• _Stated exercise_: Go through the records and extract every line with the word "todt".

• _Records from a data collection_:
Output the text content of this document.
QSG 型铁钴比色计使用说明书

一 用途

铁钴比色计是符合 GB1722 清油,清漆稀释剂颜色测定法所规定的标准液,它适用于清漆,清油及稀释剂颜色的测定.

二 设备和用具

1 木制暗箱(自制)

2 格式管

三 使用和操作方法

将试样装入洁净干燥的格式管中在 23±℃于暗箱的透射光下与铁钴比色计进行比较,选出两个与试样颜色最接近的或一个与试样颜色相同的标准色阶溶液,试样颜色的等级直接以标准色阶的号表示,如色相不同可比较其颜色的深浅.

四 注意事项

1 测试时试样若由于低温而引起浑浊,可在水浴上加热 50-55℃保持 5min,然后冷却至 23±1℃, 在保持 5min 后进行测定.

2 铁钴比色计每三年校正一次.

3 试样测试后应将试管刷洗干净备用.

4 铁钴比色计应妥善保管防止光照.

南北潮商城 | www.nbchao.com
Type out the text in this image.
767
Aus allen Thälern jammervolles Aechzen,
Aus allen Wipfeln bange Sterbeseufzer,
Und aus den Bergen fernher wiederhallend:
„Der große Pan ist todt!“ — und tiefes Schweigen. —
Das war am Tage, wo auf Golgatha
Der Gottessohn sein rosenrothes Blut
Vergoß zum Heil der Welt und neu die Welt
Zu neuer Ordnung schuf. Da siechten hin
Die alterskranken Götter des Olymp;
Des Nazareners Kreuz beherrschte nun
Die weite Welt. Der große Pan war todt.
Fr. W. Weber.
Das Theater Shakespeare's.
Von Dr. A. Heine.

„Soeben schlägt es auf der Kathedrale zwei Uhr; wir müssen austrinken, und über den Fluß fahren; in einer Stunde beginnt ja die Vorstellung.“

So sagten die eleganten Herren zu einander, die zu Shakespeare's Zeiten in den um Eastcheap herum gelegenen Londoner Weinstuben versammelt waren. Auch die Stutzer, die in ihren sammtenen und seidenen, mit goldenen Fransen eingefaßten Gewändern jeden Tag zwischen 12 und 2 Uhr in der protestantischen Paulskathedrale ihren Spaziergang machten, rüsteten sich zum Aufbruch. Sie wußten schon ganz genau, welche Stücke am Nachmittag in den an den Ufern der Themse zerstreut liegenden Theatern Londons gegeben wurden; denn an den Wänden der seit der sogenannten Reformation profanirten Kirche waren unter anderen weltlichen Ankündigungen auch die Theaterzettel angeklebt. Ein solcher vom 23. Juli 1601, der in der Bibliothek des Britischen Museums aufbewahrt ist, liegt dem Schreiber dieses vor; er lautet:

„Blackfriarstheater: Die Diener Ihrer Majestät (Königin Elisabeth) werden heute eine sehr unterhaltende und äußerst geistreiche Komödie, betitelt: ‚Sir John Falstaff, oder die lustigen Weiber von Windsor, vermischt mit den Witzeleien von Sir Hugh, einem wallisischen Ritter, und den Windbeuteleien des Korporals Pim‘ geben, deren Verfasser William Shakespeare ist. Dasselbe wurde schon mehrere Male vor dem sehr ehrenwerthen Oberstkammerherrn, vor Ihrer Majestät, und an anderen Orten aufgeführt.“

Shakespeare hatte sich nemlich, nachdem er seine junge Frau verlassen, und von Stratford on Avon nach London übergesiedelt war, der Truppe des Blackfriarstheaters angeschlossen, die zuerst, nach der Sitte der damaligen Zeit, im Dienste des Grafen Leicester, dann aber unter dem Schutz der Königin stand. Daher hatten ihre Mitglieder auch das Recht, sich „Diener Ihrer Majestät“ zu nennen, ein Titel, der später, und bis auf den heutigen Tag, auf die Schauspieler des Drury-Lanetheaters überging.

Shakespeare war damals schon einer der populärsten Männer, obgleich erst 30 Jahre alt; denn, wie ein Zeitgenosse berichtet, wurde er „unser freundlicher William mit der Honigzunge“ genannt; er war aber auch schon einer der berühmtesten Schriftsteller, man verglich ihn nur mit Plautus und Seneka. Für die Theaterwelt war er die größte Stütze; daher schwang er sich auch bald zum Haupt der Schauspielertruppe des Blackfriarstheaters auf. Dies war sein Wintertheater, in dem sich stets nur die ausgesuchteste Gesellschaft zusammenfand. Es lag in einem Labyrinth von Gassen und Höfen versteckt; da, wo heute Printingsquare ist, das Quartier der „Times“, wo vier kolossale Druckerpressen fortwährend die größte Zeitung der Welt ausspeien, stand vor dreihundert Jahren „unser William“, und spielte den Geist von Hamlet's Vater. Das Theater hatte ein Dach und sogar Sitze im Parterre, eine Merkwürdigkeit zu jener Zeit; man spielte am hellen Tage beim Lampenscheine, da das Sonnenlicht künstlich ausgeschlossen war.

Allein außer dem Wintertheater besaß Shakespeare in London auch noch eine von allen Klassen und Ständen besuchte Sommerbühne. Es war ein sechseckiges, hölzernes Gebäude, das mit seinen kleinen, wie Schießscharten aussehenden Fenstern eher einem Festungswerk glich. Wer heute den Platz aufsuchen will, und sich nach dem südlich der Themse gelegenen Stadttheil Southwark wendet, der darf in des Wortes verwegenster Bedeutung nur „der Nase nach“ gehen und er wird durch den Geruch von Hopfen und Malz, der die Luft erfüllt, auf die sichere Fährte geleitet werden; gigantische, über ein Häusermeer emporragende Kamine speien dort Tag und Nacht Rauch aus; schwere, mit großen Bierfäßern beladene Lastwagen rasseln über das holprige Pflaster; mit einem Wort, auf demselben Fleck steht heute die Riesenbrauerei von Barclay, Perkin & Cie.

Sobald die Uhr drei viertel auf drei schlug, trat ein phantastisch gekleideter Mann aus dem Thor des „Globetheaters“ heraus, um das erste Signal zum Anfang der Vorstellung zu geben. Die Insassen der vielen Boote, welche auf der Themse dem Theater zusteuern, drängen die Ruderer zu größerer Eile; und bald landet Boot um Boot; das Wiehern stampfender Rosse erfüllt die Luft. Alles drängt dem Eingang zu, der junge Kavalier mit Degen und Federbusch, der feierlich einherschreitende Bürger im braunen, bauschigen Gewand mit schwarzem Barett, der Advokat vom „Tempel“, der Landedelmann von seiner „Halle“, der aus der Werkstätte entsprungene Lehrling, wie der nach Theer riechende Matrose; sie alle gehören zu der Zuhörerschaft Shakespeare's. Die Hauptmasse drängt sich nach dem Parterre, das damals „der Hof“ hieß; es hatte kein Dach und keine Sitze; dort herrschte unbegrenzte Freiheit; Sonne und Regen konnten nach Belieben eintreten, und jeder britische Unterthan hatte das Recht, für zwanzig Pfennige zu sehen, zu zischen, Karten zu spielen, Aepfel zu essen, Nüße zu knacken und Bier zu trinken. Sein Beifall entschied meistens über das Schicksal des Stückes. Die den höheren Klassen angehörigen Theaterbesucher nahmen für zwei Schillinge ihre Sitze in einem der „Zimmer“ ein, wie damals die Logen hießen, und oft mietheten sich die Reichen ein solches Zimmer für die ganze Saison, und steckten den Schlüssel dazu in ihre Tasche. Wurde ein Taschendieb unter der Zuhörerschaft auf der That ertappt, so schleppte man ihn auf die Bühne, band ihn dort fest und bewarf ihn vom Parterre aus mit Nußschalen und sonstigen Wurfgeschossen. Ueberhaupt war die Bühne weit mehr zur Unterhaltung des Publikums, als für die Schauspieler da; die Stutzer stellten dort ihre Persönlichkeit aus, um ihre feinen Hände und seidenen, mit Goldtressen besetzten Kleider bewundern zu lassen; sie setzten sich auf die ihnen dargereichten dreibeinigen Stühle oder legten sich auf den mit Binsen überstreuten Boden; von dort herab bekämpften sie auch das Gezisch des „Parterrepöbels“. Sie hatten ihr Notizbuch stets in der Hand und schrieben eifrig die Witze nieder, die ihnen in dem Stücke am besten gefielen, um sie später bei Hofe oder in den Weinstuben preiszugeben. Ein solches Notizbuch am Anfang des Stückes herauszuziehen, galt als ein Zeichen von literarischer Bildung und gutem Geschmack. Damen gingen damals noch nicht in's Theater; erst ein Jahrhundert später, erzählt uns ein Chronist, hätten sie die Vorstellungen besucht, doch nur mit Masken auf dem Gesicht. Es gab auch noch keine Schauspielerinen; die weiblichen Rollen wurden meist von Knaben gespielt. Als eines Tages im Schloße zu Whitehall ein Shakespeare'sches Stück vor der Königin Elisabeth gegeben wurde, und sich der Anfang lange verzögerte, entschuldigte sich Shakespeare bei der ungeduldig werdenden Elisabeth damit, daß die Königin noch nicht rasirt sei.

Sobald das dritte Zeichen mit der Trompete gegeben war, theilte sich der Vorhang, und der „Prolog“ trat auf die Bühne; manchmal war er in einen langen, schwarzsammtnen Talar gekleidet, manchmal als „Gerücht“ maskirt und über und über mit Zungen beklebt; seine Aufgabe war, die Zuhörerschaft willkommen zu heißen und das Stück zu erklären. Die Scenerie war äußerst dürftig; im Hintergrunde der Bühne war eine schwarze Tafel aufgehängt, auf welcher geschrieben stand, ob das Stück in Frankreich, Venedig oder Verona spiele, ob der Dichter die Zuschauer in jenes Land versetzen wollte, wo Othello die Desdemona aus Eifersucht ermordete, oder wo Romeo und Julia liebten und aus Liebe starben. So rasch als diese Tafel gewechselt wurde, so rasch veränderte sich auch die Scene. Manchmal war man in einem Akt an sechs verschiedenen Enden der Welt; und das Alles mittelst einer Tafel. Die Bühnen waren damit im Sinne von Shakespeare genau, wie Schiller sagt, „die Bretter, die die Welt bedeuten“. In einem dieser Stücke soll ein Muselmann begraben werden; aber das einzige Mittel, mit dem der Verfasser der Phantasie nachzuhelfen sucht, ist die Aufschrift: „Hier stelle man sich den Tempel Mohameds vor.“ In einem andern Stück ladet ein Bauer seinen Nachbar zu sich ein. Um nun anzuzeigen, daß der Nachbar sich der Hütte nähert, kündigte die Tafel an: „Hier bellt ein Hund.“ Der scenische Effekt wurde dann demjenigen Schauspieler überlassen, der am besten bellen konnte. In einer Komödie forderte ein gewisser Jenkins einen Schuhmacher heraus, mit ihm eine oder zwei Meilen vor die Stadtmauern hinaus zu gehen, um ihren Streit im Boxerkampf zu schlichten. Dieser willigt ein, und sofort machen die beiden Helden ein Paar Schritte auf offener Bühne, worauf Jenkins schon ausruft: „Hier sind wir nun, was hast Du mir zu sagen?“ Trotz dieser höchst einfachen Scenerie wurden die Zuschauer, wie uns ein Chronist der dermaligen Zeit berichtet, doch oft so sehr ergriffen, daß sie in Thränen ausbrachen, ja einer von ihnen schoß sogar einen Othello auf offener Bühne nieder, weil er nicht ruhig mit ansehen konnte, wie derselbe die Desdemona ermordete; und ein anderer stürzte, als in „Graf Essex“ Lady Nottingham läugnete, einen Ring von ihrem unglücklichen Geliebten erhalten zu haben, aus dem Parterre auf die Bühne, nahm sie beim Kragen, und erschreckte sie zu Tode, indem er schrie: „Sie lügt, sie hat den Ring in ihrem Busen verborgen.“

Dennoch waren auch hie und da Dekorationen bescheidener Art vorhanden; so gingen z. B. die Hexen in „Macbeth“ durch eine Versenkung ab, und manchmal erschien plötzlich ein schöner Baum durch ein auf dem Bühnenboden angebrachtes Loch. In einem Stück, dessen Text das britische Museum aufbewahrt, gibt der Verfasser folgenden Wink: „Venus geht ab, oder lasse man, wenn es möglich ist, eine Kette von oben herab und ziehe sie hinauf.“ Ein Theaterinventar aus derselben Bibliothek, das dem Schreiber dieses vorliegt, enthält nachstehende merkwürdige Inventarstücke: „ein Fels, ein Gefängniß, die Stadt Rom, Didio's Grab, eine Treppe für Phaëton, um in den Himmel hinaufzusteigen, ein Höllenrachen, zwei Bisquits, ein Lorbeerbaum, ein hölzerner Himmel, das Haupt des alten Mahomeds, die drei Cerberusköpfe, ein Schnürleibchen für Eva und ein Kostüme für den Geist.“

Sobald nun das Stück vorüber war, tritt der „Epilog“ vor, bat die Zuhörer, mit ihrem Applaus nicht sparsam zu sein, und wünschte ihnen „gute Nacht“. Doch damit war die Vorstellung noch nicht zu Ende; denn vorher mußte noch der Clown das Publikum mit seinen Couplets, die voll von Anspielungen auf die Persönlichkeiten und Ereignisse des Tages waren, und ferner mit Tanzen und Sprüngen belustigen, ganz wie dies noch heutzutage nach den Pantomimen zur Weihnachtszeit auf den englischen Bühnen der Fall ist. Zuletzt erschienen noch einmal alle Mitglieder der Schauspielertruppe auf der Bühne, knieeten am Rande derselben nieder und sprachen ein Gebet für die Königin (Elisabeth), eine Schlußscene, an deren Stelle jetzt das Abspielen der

• _Solution for this exercise_:
„Der große Pan ist todt!“ — und tiefes Schweigen. —
Die weite Welt. Der große Pan war todt.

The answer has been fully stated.